STATED PROBLEM: No images are to be carried over; print all other material exactly as it stands.

Begin TASK MATERIAL

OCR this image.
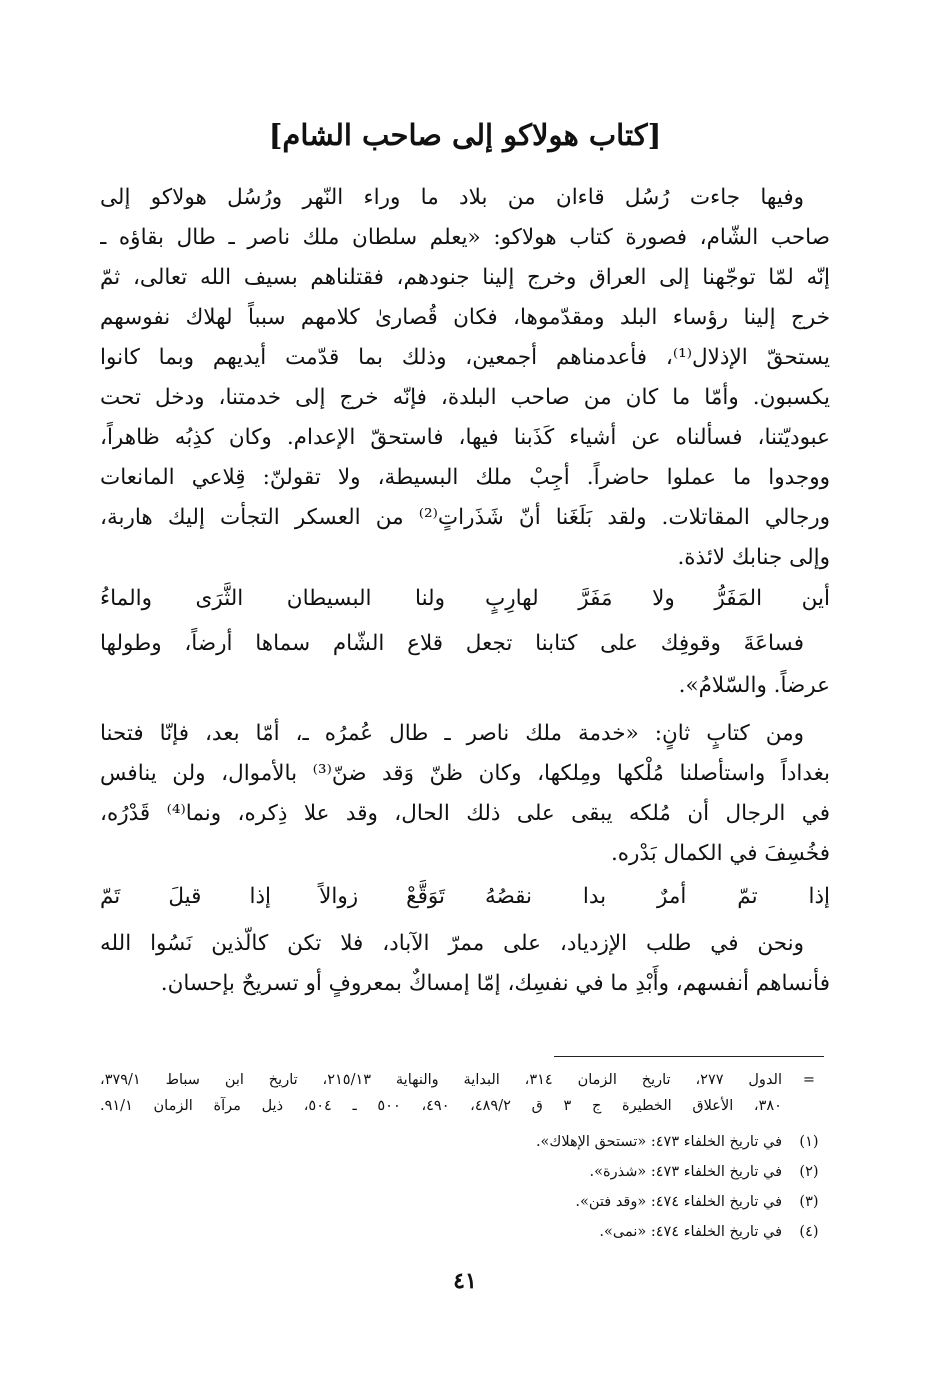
[كتاب هولاكو إلى صاحب الشام]
وفيها جاءت رُسُل قاءان من بلاد ما وراء النّهر ورُسُل هولاكو إلى
صاحب الشّام، فصورة كتاب هولاكو: «يعلم سلطان ملك ناصر ـ طال بقاؤه ـ
إنّه لمّا توجّهنا إلى العراق وخرج إلينا جنودهم، فقتلناهم بسيف الله تعالى، ثمّ
خرج إلينا رؤساء البلد ومقدّموها، فكان قُصارىٰ كلامهم سبباً لهلاك نفوسهم
يستحقّ الإذلال⁽¹⁾، فأعدمناهم أجمعين، وذلك بما قدّمت أيديهم وبما كانوا
يكسبون. وأمّا ما كان من صاحب البلدة، فإنّه خرج إلى خدمتنا، ودخل تحت
عبوديّتنا، فسألناه عن أشياء كَذَبنا فيها، فاستحقّ الإعدام. وكان كذِبُه ظاهراً،
ووجدوا ما عملوا حاضراً. أجِبْ ملك البسيطة، ولا تقولنّ: قِلاعي المانعات
ورجالي المقاتلات. ولقد بَلَغَنا أنّ شَذَراتٍ⁽²⁾ من العسكر التجأت إليك هاربة،
وإلى جنابك لائذة.
أين المَفَرُّ ولا مَفَرَّ لهارِبٍ
ولنا البسيطان الثَّرَى والماءُ
فساعَةَ وقوفِك على كتابنا تجعل قلاع الشّام سماها أرضاً، وطولها
عرضاً. والسّلامُ».
ومن كتابٍ ثانٍ: «خدمة ملك ناصر ـ طال عُمرُه ـ، أمّا بعد، فإنّا فتحنا
بغداداً واستأصلنا مُلْكها ومِلكها، وكان ظنّ وَقد ضنّ⁽³⁾ بالأموال، ولن ينافس
في الرجال أن مُلكه يبقى على ذلك الحال، وقد علا ذِكره، ونما⁽⁴⁾ قَدْرُه،
فخُسِفَ في الكمال بَدْره.
إذا تمّ أمرٌ بدا نقصُهُ
تَوَقَّعْ زوالاً إذا قيلَ تَمّ
ونحن في طلب الإزدياد، على ممرّ الآباد، فلا تكن كالّذين نَسُوا الله
فأنساهم أنفسهم، وأَبْدِ ما في نفسِك، إمّا إمساكٌ بمعروفٍ أو تسريحٌ بإحسان.
=
الدول ٢٧٧، تاريخ الزمان ٣١٤، البداية والنهاية ٢١٥/١٣، تاريخ ابن سباط ٣٧٩/١،
٣٨٠، الأعلاق الخطيرة ج ٣ ق ٤٨٩/٢، ٤٩٠، ٥٠٠ ـ ٥٠٤، ذيل مرآة الزمان ٩١/١.
(١)
في تاريخ الخلفاء ٤٧٣: «تستحق الإهلاك».
(٢)
في تاريخ الخلفاء ٤٧٣: «شذرة».
(٣)
في تاريخ الخلفاء ٤٧٤: «وقد فتن».
(٤)
في تاريخ الخلفاء ٤٧٤: «نمى».
٤١
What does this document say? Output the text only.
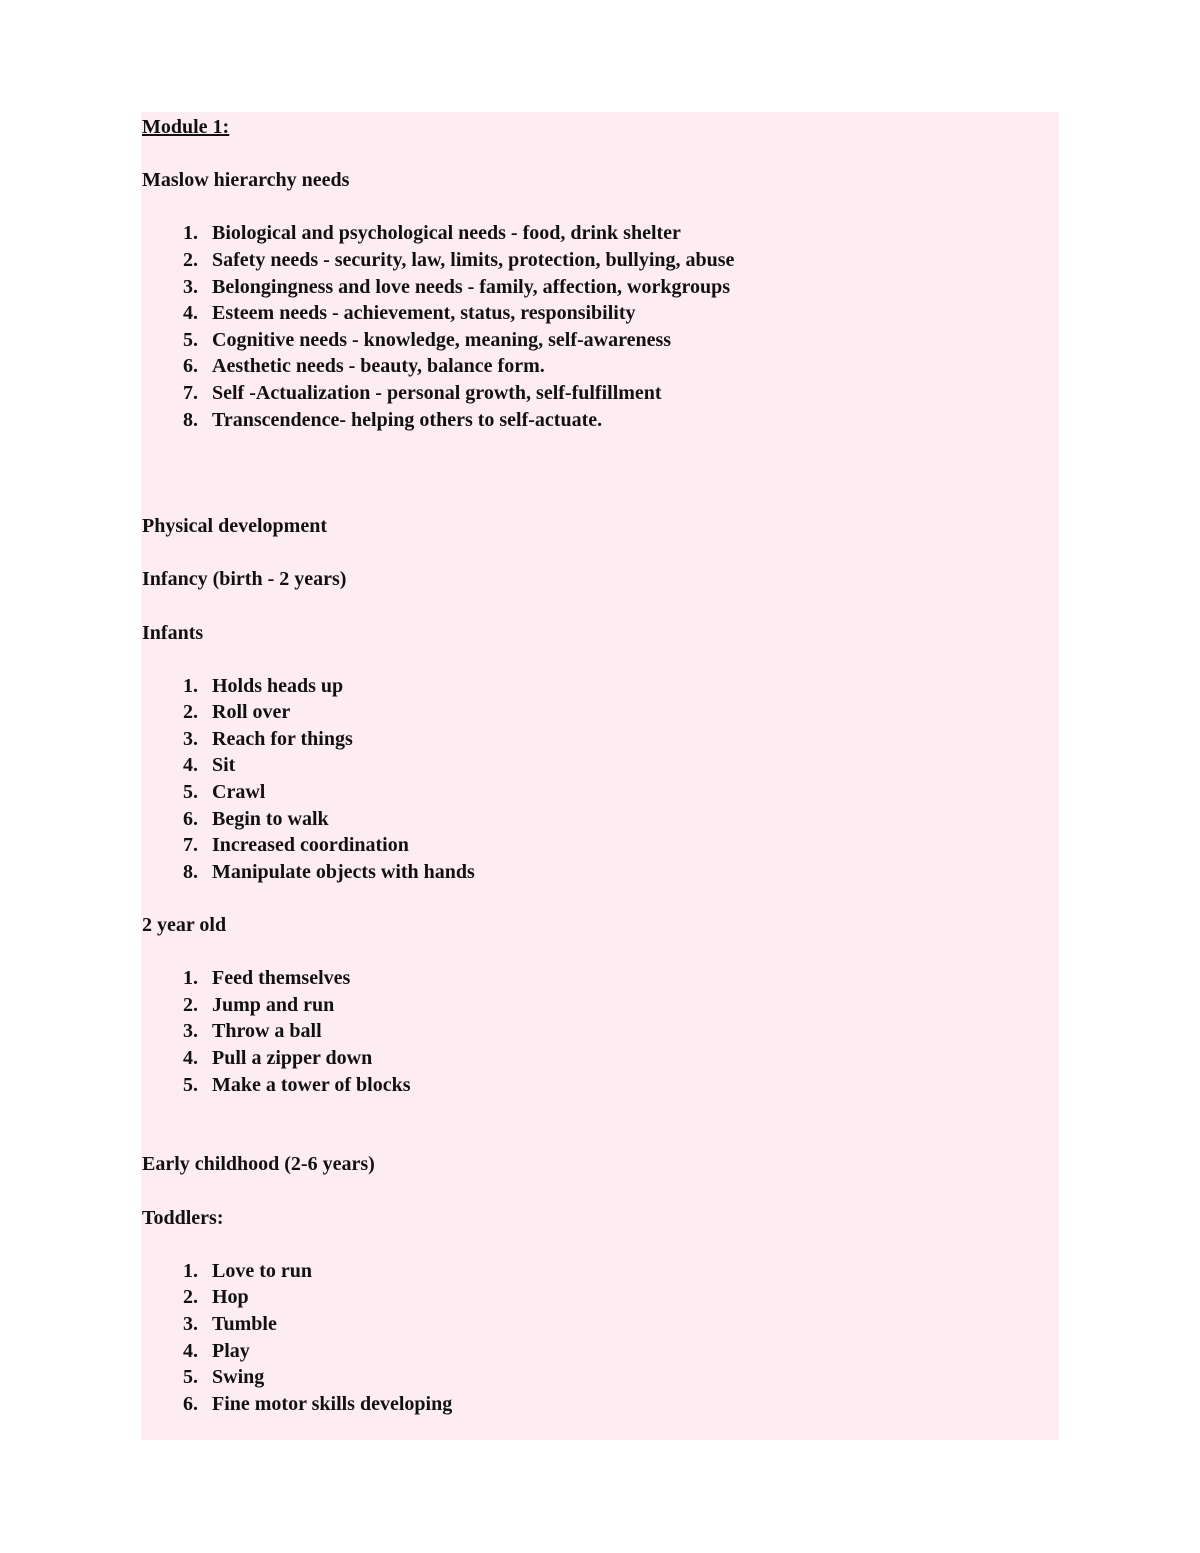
Module 1:
Maslow hierarchy needs
1. Biological and psychological needs - food, drink shelter
2. Safety needs - security, law, limits, protection, bullying, abuse
3. Belongingness and love needs - family, affection, workgroups
4. Esteem needs - achievement, status, responsibility
5. Cognitive needs - knowledge, meaning, self-awareness
6. Aesthetic needs - beauty, balance form.
7. Self -Actualization - personal growth, self-fulfillment
8. Transcendence- helping others to self-actuate.
Physical development
Infancy (birth - 2 years)
Infants
1. Holds heads up
2. Roll over
3. Reach for things
4. Sit
5. Crawl
6. Begin to walk
7. Increased coordination
8. Manipulate objects with hands
2 year old
1. Feed themselves
2. Jump and run
3. Throw a ball
4. Pull a zipper down
5. Make a tower of blocks
Early childhood (2-6 years)
Toddlers:
1. Love to run
2. Hop
3. Tumble
4. Play
5. Swing
6. Fine motor skills developing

End TASK MATERIAL

ANSWER TO THIS PROBLEM:
OCR this image.
[كتاب هولاكو إلى صاحب الشام]
وفيها جاءت رُسُل قاءان من بلاد ما وراء النّهر ورُسُل هولاكو إلى
صاحب الشّام، فصورة كتاب هولاكو: «يعلم سلطان ملك ناصر ـ طال بقاؤه ـ
إنّه لمّا توجّهنا إلى العراق وخرج إلينا جنودهم، فقتلناهم بسيف الله تعالى، ثمّ
خرج إلينا رؤساء البلد ومقدّموها، فكان قُصارىٰ كلامهم سبباً لهلاك نفوسهم
يستحقّ الإذلال⁽¹⁾، فأعدمناهم أجمعين، وذلك بما قدّمت أيديهم وبما كانوا
يكسبون. وأمّا ما كان من صاحب البلدة، فإنّه خرج إلى خدمتنا، ودخل تحت
عبوديّتنا، فسألناه عن أشياء كَذَبنا فيها، فاستحقّ الإعدام. وكان كذِبُه ظاهراً،
ووجدوا ما عملوا حاضراً. أجِبْ ملك البسيطة، ولا تقولنّ: قِلاعي المانعات
ورجالي المقاتلات. ولقد بَلَغَنا أنّ شَذَراتٍ⁽²⁾ من العسكر التجأت إليك هاربة،
وإلى جنابك لائذة.
أين المَفَرُّ ولا مَفَرَّ لهارِبٍ
ولنا البسيطان الثَّرَى والماءُ
فساعَةَ وقوفِك على كتابنا تجعل قلاع الشّام سماها أرضاً، وطولها
عرضاً. والسّلامُ».
ومن كتابٍ ثانٍ: «خدمة ملك ناصر ـ طال عُمرُه ـ، أمّا بعد، فإنّا فتحنا
بغداداً واستأصلنا مُلْكها ومِلكها، وكان ظنّ وَقد ضنّ⁽³⁾ بالأموال، ولن ينافس
في الرجال أن مُلكه يبقى على ذلك الحال، وقد علا ذِكره، ونما⁽⁴⁾ قَدْرُه،
فخُسِفَ في الكمال بَدْره.
إذا تمّ أمرٌ بدا نقصُهُ
تَوَقَّعْ زوالاً إذا قيلَ تَمّ
ونحن في طلب الإزدياد، على ممرّ الآباد، فلا تكن كالّذين نَسُوا الله
فأنساهم أنفسهم، وأَبْدِ ما في نفسِك، إمّا إمساكٌ بمعروفٍ أو تسريحٌ بإحسان.
=
الدول ٢٧٧، تاريخ الزمان ٣١٤، البداية والنهاية ٢١٥/١٣، تاريخ ابن سباط ٣٧٩/١،
٣٨٠، الأعلاق الخطيرة ج ٣ ق ٤٨٩/٢، ٤٩٠، ٥٠٠ ـ ٥٠٤، ذيل مرآة الزمان ٩١/١.
(١)
في تاريخ الخلفاء ٤٧٣: «تستحق الإهلاك».
(٢)
في تاريخ الخلفاء ٤٧٣: «شذرة».
(٣)
في تاريخ الخلفاء ٤٧٤: «وقد فتن».
(٤)
في تاريخ الخلفاء ٤٧٤: «نمى».
٤١
What does this document say? Output the text only.
Module 1:
Maslow hierarchy needs
1. Biological and psychological needs - food, drink shelter
2. Safety needs - security, law, limits, protection, bullying, abuse
3. Belongingness and love needs - family, affection, workgroups
4. Esteem needs - achievement, status, responsibility
5. Cognitive needs - knowledge, meaning, self-awareness
6. Aesthetic needs - beauty, balance form.
7. Self -Actualization - personal growth, self-fulfillment
8. Transcendence- helping others to self-actuate.
Physical development
Infancy (birth - 2 years)
Infants
1. Holds heads up
2. Roll over
3. Reach for things
4. Sit
5. Crawl
6. Begin to walk
7. Increased coordination
8. Manipulate objects with hands
2 year old
1. Feed themselves
2. Jump and run
3. Throw a ball
4. Pull a zipper down
5. Make a tower of blocks
Early childhood (2-6 years)
Toddlers:
1. Love to run
2. Hop
3. Tumble
4. Play
5. Swing
6. Fine motor skills developing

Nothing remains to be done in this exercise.